> _WHAT TO WORK ON_:
Write the material out again exactly.

> _DATA SHOWN_:
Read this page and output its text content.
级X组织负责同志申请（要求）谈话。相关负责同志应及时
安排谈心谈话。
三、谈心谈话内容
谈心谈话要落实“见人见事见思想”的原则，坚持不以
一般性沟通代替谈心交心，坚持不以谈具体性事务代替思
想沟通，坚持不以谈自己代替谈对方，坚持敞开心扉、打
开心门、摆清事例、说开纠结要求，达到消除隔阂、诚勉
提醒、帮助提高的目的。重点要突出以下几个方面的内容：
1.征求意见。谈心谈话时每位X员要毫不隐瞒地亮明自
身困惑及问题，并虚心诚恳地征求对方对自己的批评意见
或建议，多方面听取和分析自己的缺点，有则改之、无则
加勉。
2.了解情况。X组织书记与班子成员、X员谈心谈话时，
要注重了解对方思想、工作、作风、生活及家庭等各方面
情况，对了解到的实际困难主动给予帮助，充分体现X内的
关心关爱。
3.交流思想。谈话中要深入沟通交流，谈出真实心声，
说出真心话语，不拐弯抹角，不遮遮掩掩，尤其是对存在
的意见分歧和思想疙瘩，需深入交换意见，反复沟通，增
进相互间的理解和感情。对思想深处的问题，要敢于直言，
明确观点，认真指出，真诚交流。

> _TASK RESULT_:
Read this page and output its text content.
级X组织负责同志申请（要求）谈话。相关负责同志应及时
安排谈心谈话。
三、谈心谈话内容
谈心谈话要落实“见人见事见思想”的原则，坚持不以
一般性沟通代替谈心交心，坚持不以谈具体性事务代替思
想沟通，坚持不以谈自己代替谈对方，坚持敞开心扉、打
开心门、摆清事例、说开纠结要求，达到消除隔阂、诚勉
提醒、帮助提高的目的。重点要突出以下几个方面的内容：
1.征求意见。谈心谈话时每位X员要毫不隐瞒地亮明自
身困惑及问题，并虚心诚恳地征求对方对自己的批评意见
或建议，多方面听取和分析自己的缺点，有则改之、无则
加勉。
2.了解情况。X组织书记与班子成员、X员谈心谈话时，
要注重了解对方思想、工作、作风、生活及家庭等各方面
情况，对了解到的实际困难主动给予帮助，充分体现X内的
关心关爱。
3.交流思想。谈话中要深入沟通交流，谈出真实心声，
说出真心话语，不拐弯抹角，不遮遮掩掩，尤其是对存在
的意见分歧和思想疙瘩，需深入交换意见，反复沟通，增
进相互间的理解和感情。对思想深处的问题，要敢于直言，
明确观点，认真指出，真诚交流。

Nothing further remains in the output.